▶ Data for this exercise:

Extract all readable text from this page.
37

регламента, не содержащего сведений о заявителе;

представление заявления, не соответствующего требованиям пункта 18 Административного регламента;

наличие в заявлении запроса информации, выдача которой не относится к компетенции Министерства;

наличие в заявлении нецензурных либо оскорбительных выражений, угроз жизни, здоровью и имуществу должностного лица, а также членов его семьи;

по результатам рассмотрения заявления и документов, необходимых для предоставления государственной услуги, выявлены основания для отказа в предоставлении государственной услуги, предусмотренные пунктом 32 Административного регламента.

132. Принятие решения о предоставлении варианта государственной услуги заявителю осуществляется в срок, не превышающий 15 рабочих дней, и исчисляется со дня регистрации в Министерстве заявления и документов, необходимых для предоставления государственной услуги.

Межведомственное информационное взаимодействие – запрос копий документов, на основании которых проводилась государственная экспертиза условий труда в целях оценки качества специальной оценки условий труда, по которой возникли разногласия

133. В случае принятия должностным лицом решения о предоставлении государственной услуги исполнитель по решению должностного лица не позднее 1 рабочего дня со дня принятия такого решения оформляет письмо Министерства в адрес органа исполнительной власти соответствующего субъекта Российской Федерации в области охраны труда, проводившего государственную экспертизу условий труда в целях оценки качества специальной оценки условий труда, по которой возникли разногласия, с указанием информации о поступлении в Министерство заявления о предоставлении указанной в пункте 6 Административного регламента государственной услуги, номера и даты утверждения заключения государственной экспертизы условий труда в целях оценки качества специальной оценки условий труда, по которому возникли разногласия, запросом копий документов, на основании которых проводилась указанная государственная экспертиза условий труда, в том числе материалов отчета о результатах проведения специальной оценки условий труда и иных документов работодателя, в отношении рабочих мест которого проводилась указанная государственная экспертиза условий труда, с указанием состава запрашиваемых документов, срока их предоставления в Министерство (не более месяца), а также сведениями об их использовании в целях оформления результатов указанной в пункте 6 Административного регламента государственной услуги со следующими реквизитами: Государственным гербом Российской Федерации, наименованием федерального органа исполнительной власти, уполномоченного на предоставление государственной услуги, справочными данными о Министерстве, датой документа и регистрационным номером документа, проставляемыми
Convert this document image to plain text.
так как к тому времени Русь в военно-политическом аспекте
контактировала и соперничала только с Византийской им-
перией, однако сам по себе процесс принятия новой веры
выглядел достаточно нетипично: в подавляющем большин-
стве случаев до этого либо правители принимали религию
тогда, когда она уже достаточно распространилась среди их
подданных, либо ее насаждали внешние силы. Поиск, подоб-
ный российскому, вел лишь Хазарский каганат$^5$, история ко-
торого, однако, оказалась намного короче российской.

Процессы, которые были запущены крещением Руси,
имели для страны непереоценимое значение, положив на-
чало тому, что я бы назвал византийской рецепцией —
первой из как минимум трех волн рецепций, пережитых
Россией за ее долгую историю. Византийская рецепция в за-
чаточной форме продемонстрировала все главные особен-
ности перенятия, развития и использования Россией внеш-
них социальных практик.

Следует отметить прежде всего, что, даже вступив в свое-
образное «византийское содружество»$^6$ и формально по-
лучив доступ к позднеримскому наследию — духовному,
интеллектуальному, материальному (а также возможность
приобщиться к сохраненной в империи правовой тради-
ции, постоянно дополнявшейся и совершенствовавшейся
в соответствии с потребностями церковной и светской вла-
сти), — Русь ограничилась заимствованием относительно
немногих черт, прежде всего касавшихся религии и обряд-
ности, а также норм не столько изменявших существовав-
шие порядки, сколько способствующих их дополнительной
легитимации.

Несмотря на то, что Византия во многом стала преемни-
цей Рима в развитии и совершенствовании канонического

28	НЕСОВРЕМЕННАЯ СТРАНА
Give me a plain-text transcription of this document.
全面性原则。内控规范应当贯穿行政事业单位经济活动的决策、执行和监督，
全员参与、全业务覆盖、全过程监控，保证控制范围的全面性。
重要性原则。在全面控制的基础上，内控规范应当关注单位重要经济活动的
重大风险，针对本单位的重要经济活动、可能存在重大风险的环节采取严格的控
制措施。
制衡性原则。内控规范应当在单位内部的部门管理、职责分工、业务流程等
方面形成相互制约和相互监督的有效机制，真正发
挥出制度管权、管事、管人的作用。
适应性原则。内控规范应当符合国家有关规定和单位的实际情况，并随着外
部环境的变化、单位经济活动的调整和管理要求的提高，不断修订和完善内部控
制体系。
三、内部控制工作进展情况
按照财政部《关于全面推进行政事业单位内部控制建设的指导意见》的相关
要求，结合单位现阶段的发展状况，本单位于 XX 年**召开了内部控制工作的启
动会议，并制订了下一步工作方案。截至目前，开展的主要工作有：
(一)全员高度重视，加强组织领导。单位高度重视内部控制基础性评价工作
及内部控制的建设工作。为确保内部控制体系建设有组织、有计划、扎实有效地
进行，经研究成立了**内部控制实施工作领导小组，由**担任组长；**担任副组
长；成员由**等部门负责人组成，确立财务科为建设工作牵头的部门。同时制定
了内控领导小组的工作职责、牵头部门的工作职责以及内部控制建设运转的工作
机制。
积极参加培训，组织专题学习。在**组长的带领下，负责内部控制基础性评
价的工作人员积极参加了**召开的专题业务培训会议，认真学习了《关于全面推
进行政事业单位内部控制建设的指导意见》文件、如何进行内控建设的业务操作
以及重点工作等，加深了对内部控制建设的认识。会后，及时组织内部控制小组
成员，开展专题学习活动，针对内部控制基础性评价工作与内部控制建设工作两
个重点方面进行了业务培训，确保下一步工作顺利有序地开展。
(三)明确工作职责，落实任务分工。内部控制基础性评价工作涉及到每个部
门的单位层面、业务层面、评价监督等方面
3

--

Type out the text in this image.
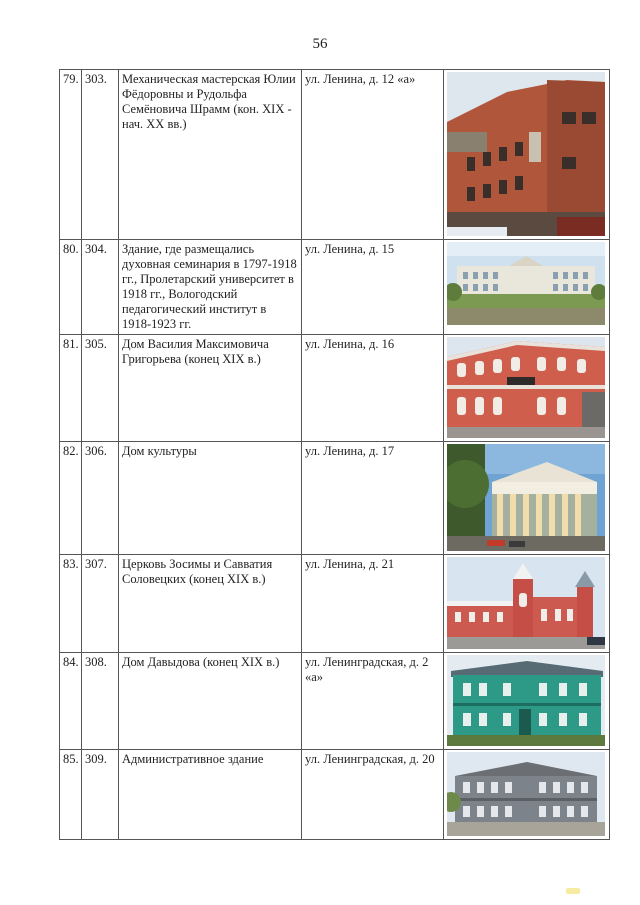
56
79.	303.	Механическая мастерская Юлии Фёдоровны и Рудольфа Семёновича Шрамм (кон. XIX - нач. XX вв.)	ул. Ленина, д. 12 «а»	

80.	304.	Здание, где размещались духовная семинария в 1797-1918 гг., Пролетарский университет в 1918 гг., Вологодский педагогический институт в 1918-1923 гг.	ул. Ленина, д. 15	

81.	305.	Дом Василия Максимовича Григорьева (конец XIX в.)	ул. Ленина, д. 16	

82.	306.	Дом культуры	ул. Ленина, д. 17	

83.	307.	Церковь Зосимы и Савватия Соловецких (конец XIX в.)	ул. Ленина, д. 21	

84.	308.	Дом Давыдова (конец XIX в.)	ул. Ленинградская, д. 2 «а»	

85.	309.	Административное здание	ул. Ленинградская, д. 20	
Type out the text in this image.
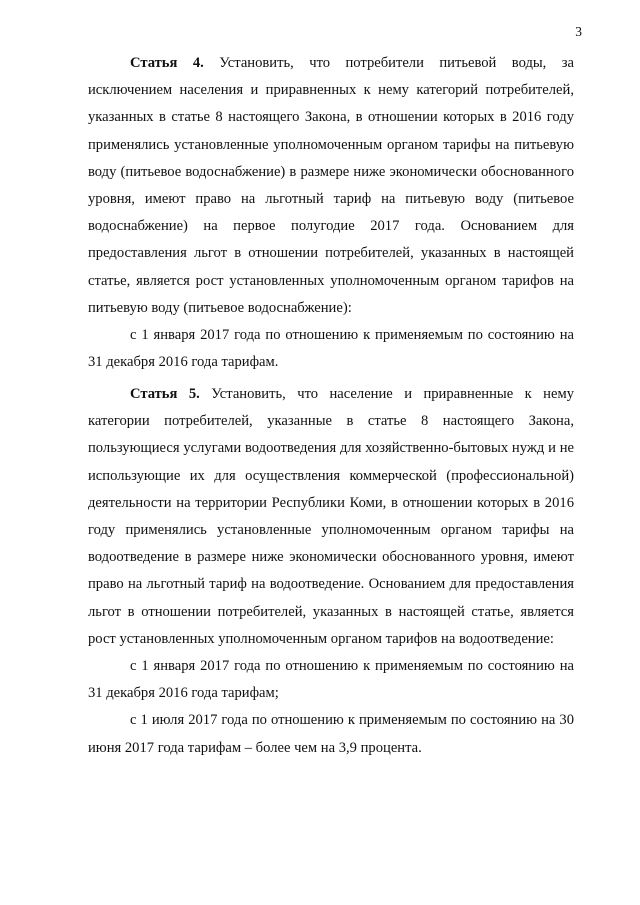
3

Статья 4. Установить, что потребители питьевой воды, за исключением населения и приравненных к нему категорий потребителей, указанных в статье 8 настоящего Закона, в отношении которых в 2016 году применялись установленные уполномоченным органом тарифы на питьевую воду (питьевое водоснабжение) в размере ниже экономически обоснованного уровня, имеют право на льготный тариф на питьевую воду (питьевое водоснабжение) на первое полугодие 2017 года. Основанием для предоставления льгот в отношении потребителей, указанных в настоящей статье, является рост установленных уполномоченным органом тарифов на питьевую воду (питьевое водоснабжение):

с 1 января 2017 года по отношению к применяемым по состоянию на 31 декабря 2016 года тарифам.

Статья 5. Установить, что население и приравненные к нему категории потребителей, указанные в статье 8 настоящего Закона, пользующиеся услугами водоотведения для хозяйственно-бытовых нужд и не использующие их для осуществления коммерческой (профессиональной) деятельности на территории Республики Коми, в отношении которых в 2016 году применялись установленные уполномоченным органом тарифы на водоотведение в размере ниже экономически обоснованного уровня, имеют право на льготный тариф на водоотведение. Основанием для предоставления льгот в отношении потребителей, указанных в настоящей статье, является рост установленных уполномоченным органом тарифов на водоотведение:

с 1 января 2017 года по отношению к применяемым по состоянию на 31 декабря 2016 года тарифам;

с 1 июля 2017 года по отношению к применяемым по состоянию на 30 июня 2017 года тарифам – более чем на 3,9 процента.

▶ Instructions for the task:
Which lines above hold the word "потребителей"? Copy each of them.

▶ Exercise result:
Статья 4. Установить, что потребители питьевой воды, за исключением населения и приравненных к нему категорий потребителей, указанных в статье 8 настоящего Закона, в отношении которых в 2016 году применялись установленные уполномоченным органом тарифы на питьевую воду (питьевое водоснабжение) в размере ниже экономически обоснованного уровня, имеют право на льготный тариф на питьевую воду (питьевое водоснабжение) на первое полугодие 2017 года. Основанием для предоставления льгот в отношении потребителей, указанных в настоящей статье, является рост установленных уполномоченным органом тарифов на питьевую воду (питьевое водоснабжение):
Статья 5. Установить, что население и приравненные к нему категории потребителей, указанные в статье 8 настоящего Закона, пользующиеся услугами водоотведения для хозяйственно-бытовых нужд и не использующие их для осуществления коммерческой (профессиональной) деятельности на территории Республики Коми, в отношении которых в 2016 году применялись установленные уполномоченным органом тарифы на водоотведение в размере ниже экономически обоснованного уровня, имеют право на льготный тариф на водоотведение. Основанием для предоставления льгот в отношении потребителей, указанных в настоящей статье, является рост установленных уполномоченным органом тарифов на водоотведение:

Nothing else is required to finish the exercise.